Passage given:

# Plants for new tank



## thunderbolt (Nov 14, 2008)

In was thinking of maybe using some real plants in this new tank. In the end it will have Acies,Rustys and Lions Coves. It has Eco-Complete Cichlid sand for substrate. All natural rock with plenty of caves and hiding places. The Ph is 7.8. The lighting Is a 48 in dual bulb strip with 1 white bulb and 1 blue actinic 40 watt bulb. It will get 30 to 40% water changes each week. Have wet/dry filter system with 34 watt UV and 950gph pump with 400gph internal powerhead for circulation. I usally run the lighting 8 hours a day. From 1pm till 9pm. I also have a 48 in R2 moonlight I run from 9pm till 11pm. 
Are there any plants that I can use that will not require changing the lighting and also be used with this substrate? Also if so what about additives for plants that will not harm the fish? I would like to have some live plants but if it is going to be a big problem I will steer away from it. They look so good I think it really changes a tanks apperance. I do not want to overload the tank with them. Will add a little cover for fish also.
Need some suggestions pro or con. Not new to aquariums but new to live plants and their care and requirments.


----------



## hollyfish2000 (Aug 23, 2007)

> The lighting Is a 48 in dual bulb strip with 1 white bulb and 1 blue actinic 40 watt bulb.


I believe only the "white bulb" is useful to the plants. What is its wattage? You really need about 1 to 1.5 watts per gallon to keep plants alive. Not sure if this would work in your situation. If it seems like it might or you just want to give it a try, I recommend anubias and mats of java fern. Neither will grow very much in very low light, but both are very pretty and neither needs to be rooted in the soil. Both can be attached to rocks (even glued) to add some greenery. I personally don't bother with plants in my African tank. I like the focus on the fish and the starkness of the rocks. I do like planted tanks, however, for my SA dwarves and angelfish . . .


----------



## DJRansome (Oct 29, 2005)

Agree with hollyfish2000 that plants are extra work. You will also find that your mbuna nibble on them or even eat them 100%.

I stick to my carnivore tanks for plants...and still a balancing act. :thumb:


----------



## thunderbolt (Nov 14, 2008)

I think they will have to survive with artifical plants. I had an idea it is alot of trouble for a few plants. Thanks for explaning what I did not know.


----------



## zazz (Apr 5, 2008)

i have a problem with them shredding my silk plants!!! so what they would do to real ones !!!!

Provided data:
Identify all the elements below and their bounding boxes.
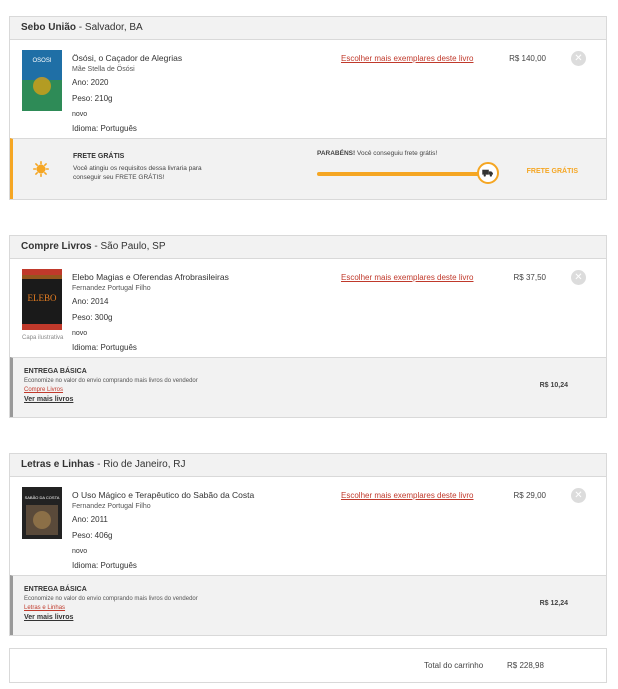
congrats-text: Você conseguiu frete grátis! xyxy=(355,150,438,157)
book-title[interactable]: Ösósi, o Caçador de Alegrias xyxy=(72,54,182,63)
free-shipping-title: FRETE GRÁTIS xyxy=(73,153,125,160)
book-cover[interactable]: OSOSI xyxy=(22,50,62,111)
free-shipping-description: Você atingiu os requisitos dessa livrari… xyxy=(73,165,202,181)
book-info: Ösósi, o Caçador de Alegrias Mãe Stella … xyxy=(72,54,182,140)
book-condition: novo xyxy=(72,330,88,337)
seller-block-compre-livros: Compre Livros - São Paulo, SP ELEBO Capa… xyxy=(9,235,607,418)
seller-location: - São Paulo, SP xyxy=(91,241,166,252)
seller-link[interactable]: Letras e Linhas xyxy=(24,605,65,611)
book-condition: novo xyxy=(72,111,88,118)
see-more-books-link[interactable]: Ver mais livros xyxy=(24,396,73,403)
basic-shipping-panel: ENTREGA BÁSICA Economize no valor do env… xyxy=(10,357,606,417)
seller-name: Compre Livros xyxy=(21,241,92,252)
basic-shipping-title: ENTREGA BÁSICA xyxy=(24,586,87,593)
svg-text:OSOSI: OSOSI xyxy=(32,58,51,64)
book-cover[interactable]: ELEBO xyxy=(22,269,62,330)
seller-name: Letras e Linhas xyxy=(21,459,95,470)
book-language: Idioma: Português xyxy=(72,561,137,570)
item-price: R$ 140,00 xyxy=(509,54,546,63)
free-shipping-label: FRETE GRÁTIS xyxy=(526,168,578,175)
svg-text:SABÃO DA COSTA: SABÃO DA COSTA xyxy=(25,495,60,500)
remove-item-close-icon[interactable]: ✕ xyxy=(571,270,586,285)
free-shipping-congrats: PARABÉNS! Você conseguiu frete grátis! xyxy=(317,150,437,157)
choose-more-copies-link[interactable]: Escolher mais exemplares deste livro xyxy=(341,273,474,282)
book-weight: Peso: 406g xyxy=(72,531,113,540)
sun-badge-icon xyxy=(33,161,49,177)
book-condition: novo xyxy=(72,548,88,555)
book-title[interactable]: Elebo Magias e Oferendas Afrobrasileiras xyxy=(72,273,229,282)
see-more-books-link[interactable]: Ver mais livros xyxy=(24,614,73,621)
book-info: O Uso Mágico e Terapêutico do Sabão da C… xyxy=(72,491,254,577)
cart-item: SABÃO DA COSTA O Uso Mágico e Terapêutic… xyxy=(10,477,606,575)
basic-shipping-panel: ENTREGA BÁSICA Economize no valor do env… xyxy=(10,575,606,635)
shipping-price: R$ 12,24 xyxy=(539,600,568,607)
free-shipping-panel: FRETE GRÁTIS Você atingiu os requisitos … xyxy=(10,138,606,199)
truck-icon xyxy=(477,162,499,184)
book-language: Idioma: Português xyxy=(72,124,137,133)
book-language: Idioma: Português xyxy=(72,343,137,352)
seller-location: - Salvador, BA xyxy=(76,22,143,33)
seller-name: Sebo União xyxy=(21,22,77,33)
remove-item-close-icon[interactable]: ✕ xyxy=(571,488,586,503)
free-shipping-progress-bar xyxy=(317,172,485,176)
book-author: Mãe Stella de Ösósi xyxy=(72,66,135,73)
basic-shipping-description: Economize no valor do envio comprando ma… xyxy=(24,596,198,602)
cover-caption: Capa ilustrativa xyxy=(22,335,64,341)
congrats-bold: PARABÉNS! xyxy=(317,150,356,157)
item-price: R$ 29,00 xyxy=(513,491,546,500)
svg-text:ELEBO: ELEBO xyxy=(28,293,57,303)
choose-more-copies-link[interactable]: Escolher mais exemplares deste livro xyxy=(341,491,474,500)
cart-item: ELEBO Capa ilustrativa Elebo Magias e Of… xyxy=(10,259,606,357)
seller-header: Sebo União - Salvador, BA xyxy=(10,17,606,40)
cart-total-value: R$ 228,98 xyxy=(507,661,544,670)
seller-header: Letras e Linhas - Rio de Janeiro, RJ xyxy=(10,454,606,477)
book-info: Elebo Magias e Oferendas Afrobrasileiras… xyxy=(72,273,229,359)
book-weight: Peso: 300g xyxy=(72,313,113,322)
book-author: Fernandez Portugal Filho xyxy=(72,503,151,510)
seller-block-sebo-uniao: Sebo União - Salvador, BA OSOSI Ösósi, o… xyxy=(9,16,607,200)
basic-shipping-description: Economize no valor do envio comprando ma… xyxy=(24,378,198,384)
remove-item-close-icon[interactable]: ✕ xyxy=(571,51,586,66)
shipping-price: R$ 10,24 xyxy=(539,382,568,389)
book-cover[interactable]: SABÃO DA COSTA xyxy=(22,487,62,548)
seller-block-letras-e-linhas: Letras e Linhas - Rio de Janeiro, RJ SAB… xyxy=(9,453,607,636)
book-title[interactable]: O Uso Mágico e Terapêutico do Sabão da C… xyxy=(72,491,254,500)
item-price: R$ 37,50 xyxy=(513,273,546,282)
seller-header: Compre Livros - São Paulo, SP xyxy=(10,236,606,259)
basic-shipping-title: ENTREGA BÁSICA xyxy=(24,368,87,375)
book-author: Fernandez Portugal Filho xyxy=(72,285,151,292)
book-weight: Peso: 210g xyxy=(72,94,113,103)
seller-link[interactable]: Compre Livros xyxy=(24,387,63,393)
choose-more-copies-link[interactable]: Escolher mais exemplares deste livro xyxy=(341,54,474,63)
seller-location: - Rio de Janeiro, RJ xyxy=(94,459,186,470)
cart-total-label: Total do carrinho xyxy=(424,661,484,670)
book-year: Ano: 2011 xyxy=(72,515,108,524)
cart-total-bar: Total do carrinho R$ 228,98 xyxy=(9,648,607,683)
cart-item: OSOSI Ösósi, o Caçador de Alegrias Mãe S… xyxy=(10,40,606,138)
book-year: Ano: 2020 xyxy=(72,78,109,87)
book-year: Ano: 2014 xyxy=(72,297,109,306)
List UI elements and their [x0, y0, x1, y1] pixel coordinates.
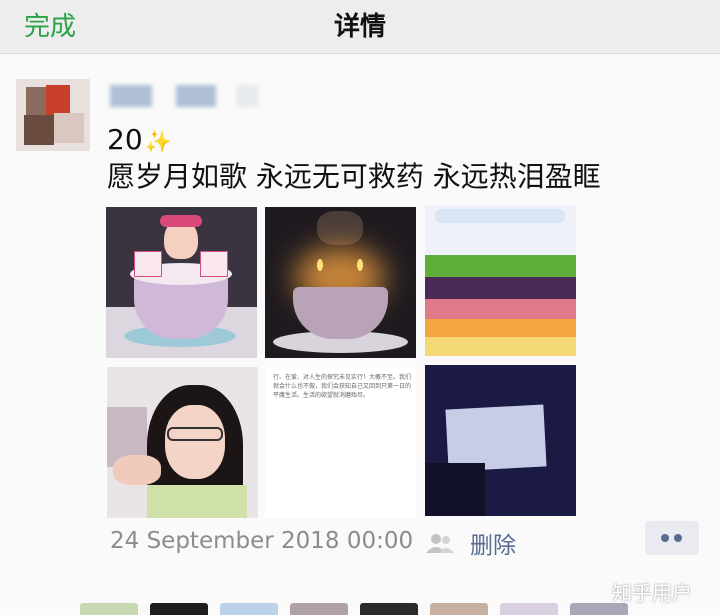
page-title: 详情 [333, 12, 386, 42]
people-icon [426, 534, 454, 553]
moment-card: 20✨ 愿岁月如歌 永远无可救药 永远热泪盈眶 行、在爱、对人生的探究未见实行！… [0, 55, 720, 615]
post-text-line2: 愿岁月如歌 永远无可救药 永远热泪盈眶 [107, 160, 601, 193]
username-blurred[interactable] [110, 85, 152, 107]
like-avatar[interactable] [290, 603, 348, 615]
photo-cake-candles[interactable] [265, 207, 416, 358]
delete-button[interactable]: 删除 [470, 526, 516, 560]
username-blurred[interactable] [176, 85, 216, 107]
likes-strip [0, 595, 720, 615]
photo-handwritten-note[interactable] [425, 365, 576, 516]
photo-text-card[interactable]: 行、在爱、对人生的探究未见实行！大概不至。我们就会什么也不做，我们会获知自己又回… [265, 367, 416, 518]
photo-text: 行、在爱、对人生的探究未见实行！大概不至。我们就会什么也不做，我们会获知自己又回… [273, 374, 412, 399]
avatar[interactable] [16, 79, 90, 151]
username-blurred [236, 85, 258, 107]
like-avatar[interactable] [570, 603, 628, 615]
like-avatar[interactable] [150, 603, 208, 615]
sparkle-icon: ✨ [144, 130, 173, 155]
photo-rainbow-cake[interactable] [425, 205, 576, 356]
more-dots-icon [674, 534, 682, 542]
like-avatar[interactable] [500, 603, 558, 615]
more-dots-icon [661, 534, 669, 542]
post-timestamp: 24 September 2018 00:00 [110, 528, 414, 554]
more-button[interactable] [645, 521, 699, 555]
post-text-line1: 20✨ [107, 123, 173, 156]
photo-cake-doll[interactable] [106, 207, 257, 358]
like-avatar[interactable] [430, 603, 488, 615]
like-avatar[interactable] [220, 603, 278, 615]
like-avatar[interactable] [80, 603, 138, 615]
nav-bar: 完成 详情 [0, 0, 720, 54]
like-avatar[interactable] [360, 603, 418, 615]
photo-selfie[interactable] [107, 367, 258, 518]
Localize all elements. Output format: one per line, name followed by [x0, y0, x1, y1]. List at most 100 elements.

Short problem: From the thread on live plants for a cichlid tank, write out the stretch from "## DJRansome (Oct" through "eat them 100%.". The material has no connection to the thread on live plants for a cichlid tank.

Exercise result:
## DJRansome (Oct 29, 2005)

Agree with hollyfish2000 that plants are extra work. You will also find that your mbuna nibble on them or even eat them 100%.